[Extracted records]
____________

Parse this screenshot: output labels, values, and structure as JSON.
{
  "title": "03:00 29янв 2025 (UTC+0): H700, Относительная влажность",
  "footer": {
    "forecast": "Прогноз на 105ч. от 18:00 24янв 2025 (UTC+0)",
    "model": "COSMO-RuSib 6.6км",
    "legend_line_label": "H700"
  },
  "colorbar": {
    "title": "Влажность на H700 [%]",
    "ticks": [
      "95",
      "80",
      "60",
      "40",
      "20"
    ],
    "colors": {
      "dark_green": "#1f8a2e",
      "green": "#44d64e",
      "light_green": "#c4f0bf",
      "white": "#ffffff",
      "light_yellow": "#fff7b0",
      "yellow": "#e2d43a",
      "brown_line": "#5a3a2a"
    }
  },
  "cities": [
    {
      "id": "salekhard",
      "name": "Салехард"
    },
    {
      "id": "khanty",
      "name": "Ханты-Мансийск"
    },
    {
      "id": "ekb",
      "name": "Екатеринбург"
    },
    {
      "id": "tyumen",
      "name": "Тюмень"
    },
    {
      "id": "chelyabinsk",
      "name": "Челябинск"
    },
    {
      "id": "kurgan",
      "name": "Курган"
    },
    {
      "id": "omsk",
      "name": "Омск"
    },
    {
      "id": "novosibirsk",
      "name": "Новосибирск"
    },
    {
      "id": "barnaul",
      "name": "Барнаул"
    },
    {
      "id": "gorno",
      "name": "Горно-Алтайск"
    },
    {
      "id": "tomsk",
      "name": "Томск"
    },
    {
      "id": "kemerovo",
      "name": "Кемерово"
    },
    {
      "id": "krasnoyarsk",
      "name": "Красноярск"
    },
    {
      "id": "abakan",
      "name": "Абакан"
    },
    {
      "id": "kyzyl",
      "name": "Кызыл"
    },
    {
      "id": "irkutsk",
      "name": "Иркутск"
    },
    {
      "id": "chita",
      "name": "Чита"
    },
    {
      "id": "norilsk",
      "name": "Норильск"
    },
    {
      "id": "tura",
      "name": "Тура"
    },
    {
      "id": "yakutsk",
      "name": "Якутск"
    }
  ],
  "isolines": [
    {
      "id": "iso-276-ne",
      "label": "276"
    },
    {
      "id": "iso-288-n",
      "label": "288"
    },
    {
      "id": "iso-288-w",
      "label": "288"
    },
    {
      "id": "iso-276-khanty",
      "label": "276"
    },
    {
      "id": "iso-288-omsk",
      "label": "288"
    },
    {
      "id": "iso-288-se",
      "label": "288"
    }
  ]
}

____________

* [EXERCISE DESCRIPTION] Transcribe the material above in its entirety. Match it exactly.

* [RESULT FOR THIS TASK]
Parse this screenshot: output labels, values, and structure as JSON.
{
  "title": "03:00 29янв 2025 (UTC+0): H700, Относительная влажность",
  "footer": {
    "forecast": "Прогноз на 105ч. от 18:00 24янв 2025 (UTC+0)",
    "model": "COSMO-RuSib 6.6км",
    "legend_line_label": "H700"
  },
  "colorbar": {
    "title": "Влажность на H700 [%]",
    "ticks": [
      "95",
      "80",
      "60",
      "40",
      "20"
    ],
    "colors": {
      "dark_green": "#1f8a2e",
      "green": "#44d64e",
      "light_green": "#c4f0bf",
      "white": "#ffffff",
      "light_yellow": "#fff7b0",
      "yellow": "#e2d43a",
      "brown_line": "#5a3a2a"
    }
  },
  "cities": [
    {
      "id": "salekhard",
      "name": "Салехард"
    },
    {
      "id": "khanty",
      "name": "Ханты-Мансийск"
    },
    {
      "id": "ekb",
      "name": "Екатеринбург"
    },
    {
      "id": "tyumen",
      "name": "Тюмень"
    },
    {
      "id": "chelyabinsk",
      "name": "Челябинск"
    },
    {
      "id": "kurgan",
      "name": "Курган"
    },
    {
      "id": "omsk",
      "name": "Омск"
    },
    {
      "id": "novosibirsk",
      "name": "Новосибирск"
    },
    {
      "id": "barnaul",
      "name": "Барнаул"
    },
    {
      "id": "gorno",
      "name": "Горно-Алтайск"
    },
    {
      "id": "tomsk",
      "name": "Томск"
    },
    {
      "id": "kemerovo",
      "name": "Кемерово"
    },
    {
      "id": "krasnoyarsk",
      "name": "Красноярск"
    },
    {
      "id": "abakan",
      "name": "Абакан"
    },
    {
      "id": "kyzyl",
      "name": "Кызыл"
    },
    {
      "id": "irkutsk",
      "name": "Иркутск"
    },
    {
      "id": "chita",
      "name": "Чита"
    },
    {
      "id": "norilsk",
      "name": "Норильск"
    },
    {
      "id": "tura",
      "name": "Тура"
    },
    {
      "id": "yakutsk",
      "name": "Якутск"
    }
  ],
  "isolines": [
    {
      "id": "iso-276-ne",
      "label": "276"
    },
    {
      "id": "iso-288-n",
      "label": "288"
    },
    {
      "id": "iso-288-w",
      "label": "288"
    },
    {
      "id": "iso-276-khanty",
      "label": "276"
    },
    {
      "id": "iso-288-omsk",
      "label": "288"
    },
    {
      "id": "iso-288-se",
      "label": "288"
    }
  ]
}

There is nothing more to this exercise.